==== Dataset entries ====

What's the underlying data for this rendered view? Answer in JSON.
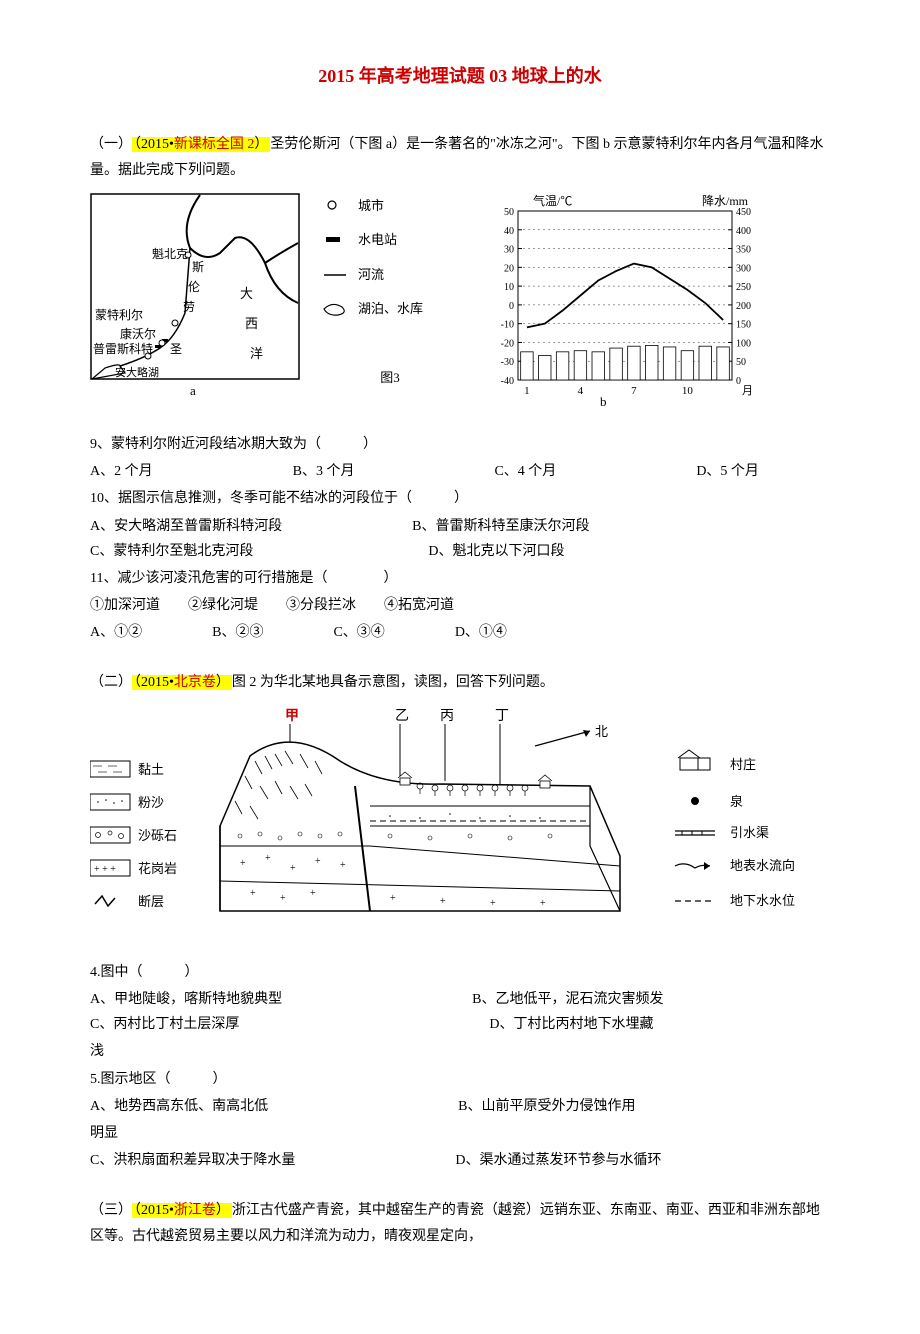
{
  "title": "2015 年高考地理试题 03 地球上的水",
  "section1": {
    "intro_prefix": "（一）",
    "source": "（2015•新课标全国 2）",
    "source_red": "新课标全国 2",
    "intro_text": "圣劳伦斯河（下图 a）是一条著名的\"冰冻之河\"。下图 b 示意蒙特利尔年内各月气温和降水量。据此完成下列问题。",
    "map": {
      "cities": [
        "魁北克",
        "蒙特利尔",
        "康沃尔",
        "普雷斯科特"
      ],
      "lake": "安大略湖",
      "sea_labels": [
        "大",
        "西",
        "洋"
      ],
      "river_labels": [
        "斯",
        "伦",
        "劳",
        "圣"
      ],
      "legend": {
        "city": "城市",
        "station": "水电站",
        "river": "河流",
        "lake": "湖泊、水库"
      },
      "caption": "a"
    },
    "center_caption": "图3",
    "chart": {
      "y_left_label": "气温/℃",
      "y_right_label": "降水/mm",
      "y_left_ticks": [
        50,
        40,
        30,
        20,
        10,
        0,
        -10,
        -20,
        -30,
        -40
      ],
      "y_right_ticks": [
        450,
        400,
        350,
        300,
        250,
        200,
        150,
        100,
        50,
        0
      ],
      "x_ticks": [
        1,
        4,
        7,
        10
      ],
      "x_label": "月",
      "temp_values": [
        -12,
        -10,
        -3,
        5,
        13,
        18,
        22,
        20,
        14,
        8,
        1,
        -8
      ],
      "precip_values": [
        75,
        65,
        75,
        78,
        75,
        85,
        90,
        92,
        88,
        78,
        90,
        88
      ],
      "caption": "b",
      "bg": "#ffffff",
      "line_color": "#000000",
      "bar_fill": "#ffffff",
      "bar_stroke": "#000000"
    },
    "q9": {
      "stem": "9、蒙特利尔附近河段结冰期大致为（　　　）",
      "opts": [
        "A、2 个月",
        "B、3 个月",
        "C、4 个月",
        "D、5 个月"
      ]
    },
    "q10": {
      "stem": "10、据图示信息推测，冬季可能不结冰的河段位于（　　　）",
      "opts": [
        "A、安大略湖至普雷斯科特河段",
        "B、普雷斯科特至康沃尔河段",
        "C、蒙特利尔至魁北克河段",
        "D、魁北克以下河口段"
      ]
    },
    "q11": {
      "stem": "11、减少该河凌汛危害的可行措施是（　　　　）",
      "sub": "①加深河道　　②绿化河堤　　③分段拦冰　　④拓宽河道",
      "opts": [
        "A、①②",
        "B、②③",
        "C、③④",
        "D、①④"
      ]
    }
  },
  "section2": {
    "intro_prefix": "（二）",
    "source": "（2015•北京卷）",
    "source_red": "北京卷",
    "intro_text": "图 2 为华北某地具备示意图，读图，回答下列问题。",
    "diagram": {
      "top_labels": [
        "甲",
        "乙",
        "丙",
        "丁"
      ],
      "north": "北",
      "left_legend": [
        {
          "label": "黏土"
        },
        {
          "label": "粉沙"
        },
        {
          "label": "沙砾石"
        },
        {
          "label": "花岗岩"
        },
        {
          "label": "断层"
        }
      ],
      "right_legend": [
        {
          "label": "村庄"
        },
        {
          "label": "泉"
        },
        {
          "label": "引水渠"
        },
        {
          "label": "地表水流向"
        },
        {
          "label": "地下水水位"
        }
      ]
    },
    "q4": {
      "stem": "4.图中（　　　）",
      "opts": [
        "A、甲地陡峻，喀斯特地貌典型",
        "B、乙地低平，泥石流灾害频发",
        "C、丙村比丁村土层深厚",
        "D、丁村比丙村地下水埋藏"
      ],
      "trailing": "浅"
    },
    "q5": {
      "stem": "5.图示地区（　　　）",
      "opts": [
        "A、地势西高东低、南高北低",
        "B、山前平原受外力侵蚀作用",
        "C、洪积扇面积差异取决于降水量",
        "D、渠水通过蒸发环节参与水循环"
      ],
      "trailing": "明显"
    }
  },
  "section3": {
    "intro_prefix": "（三）",
    "source": "（2015•浙江卷）",
    "source_red": "浙江卷",
    "intro_text": "浙江古代盛产青瓷，其中越窑生产的青瓷（越瓷）远销东亚、东南亚、南亚、西亚和非洲东部地区等。古代越瓷贸易主要以风力和洋流为动力，晴夜观星定向，"
  }
}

====

§ What is asked: Copy each line containing the word "新课标全国" from the data.

§ Response:
    "source": "（2015•新课标全国 2）",
    "source_red": "新课标全国 2",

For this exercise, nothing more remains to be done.